▶ Exercise goal: Exactly reproduce each entry, leaving out nothing.

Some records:
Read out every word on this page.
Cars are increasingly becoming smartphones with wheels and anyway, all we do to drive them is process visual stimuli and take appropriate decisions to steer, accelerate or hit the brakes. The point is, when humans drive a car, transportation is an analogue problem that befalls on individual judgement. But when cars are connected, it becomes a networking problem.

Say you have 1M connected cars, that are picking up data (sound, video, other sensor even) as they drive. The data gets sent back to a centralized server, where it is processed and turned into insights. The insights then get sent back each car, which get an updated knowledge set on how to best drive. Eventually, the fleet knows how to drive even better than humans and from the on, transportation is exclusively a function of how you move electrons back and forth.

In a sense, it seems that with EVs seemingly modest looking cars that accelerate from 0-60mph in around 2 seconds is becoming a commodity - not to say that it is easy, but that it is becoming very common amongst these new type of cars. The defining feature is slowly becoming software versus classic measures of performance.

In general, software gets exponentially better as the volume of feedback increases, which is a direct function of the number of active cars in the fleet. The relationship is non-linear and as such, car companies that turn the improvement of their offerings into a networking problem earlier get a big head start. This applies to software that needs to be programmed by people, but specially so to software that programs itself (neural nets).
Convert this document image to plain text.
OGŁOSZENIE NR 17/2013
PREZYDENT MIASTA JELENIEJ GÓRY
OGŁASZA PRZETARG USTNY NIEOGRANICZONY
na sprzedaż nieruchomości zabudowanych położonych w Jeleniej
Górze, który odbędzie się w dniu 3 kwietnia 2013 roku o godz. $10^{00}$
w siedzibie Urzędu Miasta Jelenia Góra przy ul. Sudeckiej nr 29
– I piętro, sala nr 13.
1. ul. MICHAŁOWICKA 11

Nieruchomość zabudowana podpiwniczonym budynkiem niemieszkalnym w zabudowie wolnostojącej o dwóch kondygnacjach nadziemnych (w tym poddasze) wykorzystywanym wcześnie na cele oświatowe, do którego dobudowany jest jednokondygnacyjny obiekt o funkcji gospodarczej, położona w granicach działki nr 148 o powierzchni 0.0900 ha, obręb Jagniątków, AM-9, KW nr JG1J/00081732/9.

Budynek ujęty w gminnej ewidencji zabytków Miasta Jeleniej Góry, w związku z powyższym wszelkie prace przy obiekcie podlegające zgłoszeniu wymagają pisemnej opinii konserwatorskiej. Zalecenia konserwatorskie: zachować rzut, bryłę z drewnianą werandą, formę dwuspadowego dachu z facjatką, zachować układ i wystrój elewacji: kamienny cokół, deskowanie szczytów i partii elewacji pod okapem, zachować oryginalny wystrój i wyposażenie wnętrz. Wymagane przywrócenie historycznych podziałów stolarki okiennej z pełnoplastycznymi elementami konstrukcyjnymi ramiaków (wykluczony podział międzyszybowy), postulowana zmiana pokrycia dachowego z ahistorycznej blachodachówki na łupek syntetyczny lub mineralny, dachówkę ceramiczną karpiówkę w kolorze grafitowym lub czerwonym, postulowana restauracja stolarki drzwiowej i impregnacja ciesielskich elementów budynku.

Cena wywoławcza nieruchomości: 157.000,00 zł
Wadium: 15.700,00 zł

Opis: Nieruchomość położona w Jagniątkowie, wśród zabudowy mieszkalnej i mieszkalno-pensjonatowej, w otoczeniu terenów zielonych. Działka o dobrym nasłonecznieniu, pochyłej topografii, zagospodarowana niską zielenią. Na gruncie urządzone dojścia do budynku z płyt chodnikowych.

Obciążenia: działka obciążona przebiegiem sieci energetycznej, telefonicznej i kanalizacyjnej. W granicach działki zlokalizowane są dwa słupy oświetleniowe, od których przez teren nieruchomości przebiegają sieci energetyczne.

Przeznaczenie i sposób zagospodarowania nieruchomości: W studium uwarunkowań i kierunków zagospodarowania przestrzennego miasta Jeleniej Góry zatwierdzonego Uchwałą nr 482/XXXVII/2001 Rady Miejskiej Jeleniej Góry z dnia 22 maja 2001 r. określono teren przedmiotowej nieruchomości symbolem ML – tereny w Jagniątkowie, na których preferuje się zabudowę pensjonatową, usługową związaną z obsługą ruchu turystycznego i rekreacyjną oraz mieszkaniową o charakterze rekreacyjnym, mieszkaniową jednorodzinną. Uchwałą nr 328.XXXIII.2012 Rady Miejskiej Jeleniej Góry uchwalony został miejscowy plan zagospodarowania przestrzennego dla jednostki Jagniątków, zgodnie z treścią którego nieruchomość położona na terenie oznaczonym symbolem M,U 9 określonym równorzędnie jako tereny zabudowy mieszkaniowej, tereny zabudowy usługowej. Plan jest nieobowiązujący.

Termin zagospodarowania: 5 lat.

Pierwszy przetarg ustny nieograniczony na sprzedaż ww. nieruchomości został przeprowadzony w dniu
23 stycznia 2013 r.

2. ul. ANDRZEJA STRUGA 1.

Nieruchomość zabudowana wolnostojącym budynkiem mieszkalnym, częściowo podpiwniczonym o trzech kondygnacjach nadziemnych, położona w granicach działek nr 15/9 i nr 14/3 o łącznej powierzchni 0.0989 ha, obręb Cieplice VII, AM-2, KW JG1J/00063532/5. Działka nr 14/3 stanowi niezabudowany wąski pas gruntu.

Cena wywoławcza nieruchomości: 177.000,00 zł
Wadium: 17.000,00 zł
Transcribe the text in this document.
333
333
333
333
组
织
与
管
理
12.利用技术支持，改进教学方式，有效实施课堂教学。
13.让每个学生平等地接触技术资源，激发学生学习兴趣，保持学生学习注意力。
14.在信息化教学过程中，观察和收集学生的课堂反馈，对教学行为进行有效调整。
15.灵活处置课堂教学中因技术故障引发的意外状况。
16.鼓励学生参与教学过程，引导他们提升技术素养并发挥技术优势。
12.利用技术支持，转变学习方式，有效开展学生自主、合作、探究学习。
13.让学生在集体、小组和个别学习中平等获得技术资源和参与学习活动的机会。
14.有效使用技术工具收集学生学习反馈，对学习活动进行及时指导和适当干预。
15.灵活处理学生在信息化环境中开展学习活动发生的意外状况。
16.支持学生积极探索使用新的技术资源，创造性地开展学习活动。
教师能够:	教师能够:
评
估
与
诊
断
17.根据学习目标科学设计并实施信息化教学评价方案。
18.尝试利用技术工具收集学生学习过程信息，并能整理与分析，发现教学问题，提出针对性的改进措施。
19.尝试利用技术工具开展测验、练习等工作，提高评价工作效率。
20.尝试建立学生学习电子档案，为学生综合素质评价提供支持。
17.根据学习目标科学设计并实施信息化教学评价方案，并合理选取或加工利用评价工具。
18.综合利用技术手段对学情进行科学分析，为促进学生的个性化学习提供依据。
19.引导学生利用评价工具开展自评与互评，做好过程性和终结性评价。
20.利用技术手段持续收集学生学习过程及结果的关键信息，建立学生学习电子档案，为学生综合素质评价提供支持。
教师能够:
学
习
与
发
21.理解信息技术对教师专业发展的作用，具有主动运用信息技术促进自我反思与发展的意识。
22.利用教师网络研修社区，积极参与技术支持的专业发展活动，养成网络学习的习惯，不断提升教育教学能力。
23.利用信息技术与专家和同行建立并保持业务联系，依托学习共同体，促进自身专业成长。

▶ Answer to this task:
Read out every word on this page.
Cars are increasingly becoming smartphones with wheels and anyway, all we do to drive them is process visual stimuli and take appropriate decisions to steer, accelerate or hit the brakes. The point is, when humans drive a car, transportation is an analogue problem that befalls on individual judgement. But when cars are connected, it becomes a networking problem.

Say you have 1M connected cars, that are picking up data (sound, video, other sensor even) as they drive. The data gets sent back to a centralized server, where it is processed and turned into insights. The insights then get sent back each car, which get an updated knowledge set on how to best drive. Eventually, the fleet knows how to drive even better than humans and from the on, transportation is exclusively a function of how you move electrons back and forth.

In a sense, it seems that with EVs seemingly modest looking cars that accelerate from 0-60mph in around 2 seconds is becoming a commodity - not to say that it is easy, but that it is becoming very common amongst these new type of cars. The defining feature is slowly becoming software versus classic measures of performance.

In general, software gets exponentially better as the volume of feedback increases, which is a direct function of the number of active cars in the fleet. The relationship is non-linear and as such, car companies that turn the improvement of their offerings into a networking problem earlier get a big head start. This applies to software that needs to be programmed by people, but specially so to software that programs itself (neural nets).
Convert this document image to plain text.
OGŁOSZENIE NR 17/2013
PREZYDENT MIASTA JELENIEJ GÓRY
OGŁASZA PRZETARG USTNY NIEOGRANICZONY
na sprzedaż nieruchomości zabudowanych położonych w Jeleniej
Górze, który odbędzie się w dniu 3 kwietnia 2013 roku o godz. $10^{00}$
w siedzibie Urzędu Miasta Jelenia Góra przy ul. Sudeckiej nr 29
– I piętro, sala nr 13.
1. ul. MICHAŁOWICKA 11

Nieruchomość zabudowana podpiwniczonym budynkiem niemieszkalnym w zabudowie wolnostojącej o dwóch kondygnacjach nadziemnych (w tym poddasze) wykorzystywanym wcześnie na cele oświatowe, do którego dobudowany jest jednokondygnacyjny obiekt o funkcji gospodarczej, położona w granicach działki nr 148 o powierzchni 0.0900 ha, obręb Jagniątków, AM-9, KW nr JG1J/00081732/9.

Budynek ujęty w gminnej ewidencji zabytków Miasta Jeleniej Góry, w związku z powyższym wszelkie prace przy obiekcie podlegające zgłoszeniu wymagają pisemnej opinii konserwatorskiej. Zalecenia konserwatorskie: zachować rzut, bryłę z drewnianą werandą, formę dwuspadowego dachu z facjatką, zachować układ i wystrój elewacji: kamienny cokół, deskowanie szczytów i partii elewacji pod okapem, zachować oryginalny wystrój i wyposażenie wnętrz. Wymagane przywrócenie historycznych podziałów stolarki okiennej z pełnoplastycznymi elementami konstrukcyjnymi ramiaków (wykluczony podział międzyszybowy), postulowana zmiana pokrycia dachowego z ahistorycznej blachodachówki na łupek syntetyczny lub mineralny, dachówkę ceramiczną karpiówkę w kolorze grafitowym lub czerwonym, postulowana restauracja stolarki drzwiowej i impregnacja ciesielskich elementów budynku.

Cena wywoławcza nieruchomości: 157.000,00 zł
Wadium: 15.700,00 zł

Opis: Nieruchomość położona w Jagniątkowie, wśród zabudowy mieszkalnej i mieszkalno-pensjonatowej, w otoczeniu terenów zielonych. Działka o dobrym nasłonecznieniu, pochyłej topografii, zagospodarowana niską zielenią. Na gruncie urządzone dojścia do budynku z płyt chodnikowych.

Obciążenia: działka obciążona przebiegiem sieci energetycznej, telefonicznej i kanalizacyjnej. W granicach działki zlokalizowane są dwa słupy oświetleniowe, od których przez teren nieruchomości przebiegają sieci energetyczne.

Przeznaczenie i sposób zagospodarowania nieruchomości: W studium uwarunkowań i kierunków zagospodarowania przestrzennego miasta Jeleniej Góry zatwierdzonego Uchwałą nr 482/XXXVII/2001 Rady Miejskiej Jeleniej Góry z dnia 22 maja 2001 r. określono teren przedmiotowej nieruchomości symbolem ML – tereny w Jagniątkowie, na których preferuje się zabudowę pensjonatową, usługową związaną z obsługą ruchu turystycznego i rekreacyjną oraz mieszkaniową o charakterze rekreacyjnym, mieszkaniową jednorodzinną. Uchwałą nr 328.XXXIII.2012 Rady Miejskiej Jeleniej Góry uchwalony został miejscowy plan zagospodarowania przestrzennego dla jednostki Jagniątków, zgodnie z treścią którego nieruchomość położona na terenie oznaczonym symbolem M,U 9 określonym równorzędnie jako tereny zabudowy mieszkaniowej, tereny zabudowy usługowej. Plan jest nieobowiązujący.

Termin zagospodarowania: 5 lat.

Pierwszy przetarg ustny nieograniczony na sprzedaż ww. nieruchomości został przeprowadzony w dniu
23 stycznia 2013 r.

2. ul. ANDRZEJA STRUGA 1.

Nieruchomość zabudowana wolnostojącym budynkiem mieszkalnym, częściowo podpiwniczonym o trzech kondygnacjach nadziemnych, położona w granicach działek nr 15/9 i nr 14/3 o łącznej powierzchni 0.0989 ha, obręb Cieplice VII, AM-2, KW JG1J/00063532/5. Działka nr 14/3 stanowi niezabudowany wąski pas gruntu.

Cena wywoławcza nieruchomości: 177.000,00 zł
Wadium: 17.000,00 zł
Transcribe the text in this document.
333
333
333
333
组
织
与
管
理
12.利用技术支持，改进教学方式，有效实施课堂教学。
13.让每个学生平等地接触技术资源，激发学生学习兴趣，保持学生学习注意力。
14.在信息化教学过程中，观察和收集学生的课堂反馈，对教学行为进行有效调整。
15.灵活处置课堂教学中因技术故障引发的意外状况。
16.鼓励学生参与教学过程，引导他们提升技术素养并发挥技术优势。
12.利用技术支持，转变学习方式，有效开展学生自主、合作、探究学习。
13.让学生在集体、小组和个别学习中平等获得技术资源和参与学习活动的机会。
14.有效使用技术工具收集学生学习反馈，对学习活动进行及时指导和适当干预。
15.灵活处理学生在信息化环境中开展学习活动发生的意外状况。
16.支持学生积极探索使用新的技术资源，创造性地开展学习活动。
教师能够:	教师能够:
评
估
与
诊
断
17.根据学习目标科学设计并实施信息化教学评价方案。
18.尝试利用技术工具收集学生学习过程信息，并能整理与分析，发现教学问题，提出针对性的改进措施。
19.尝试利用技术工具开展测验、练习等工作，提高评价工作效率。
20.尝试建立学生学习电子档案，为学生综合素质评价提供支持。
17.根据学习目标科学设计并实施信息化教学评价方案，并合理选取或加工利用评价工具。
18.综合利用技术手段对学情进行科学分析，为促进学生的个性化学习提供依据。
19.引导学生利用评价工具开展自评与互评，做好过程性和终结性评价。
20.利用技术手段持续收集学生学习过程及结果的关键信息，建立学生学习电子档案，为学生综合素质评价提供支持。
教师能够:
学
习
与
发
21.理解信息技术对教师专业发展的作用，具有主动运用信息技术促进自我反思与发展的意识。
22.利用教师网络研修社区，积极参与技术支持的专业发展活动，养成网络学习的习惯，不断提升教育教学能力。
23.利用信息技术与专家和同行建立并保持业务联系，依托学习共同体，促进自身专业成长。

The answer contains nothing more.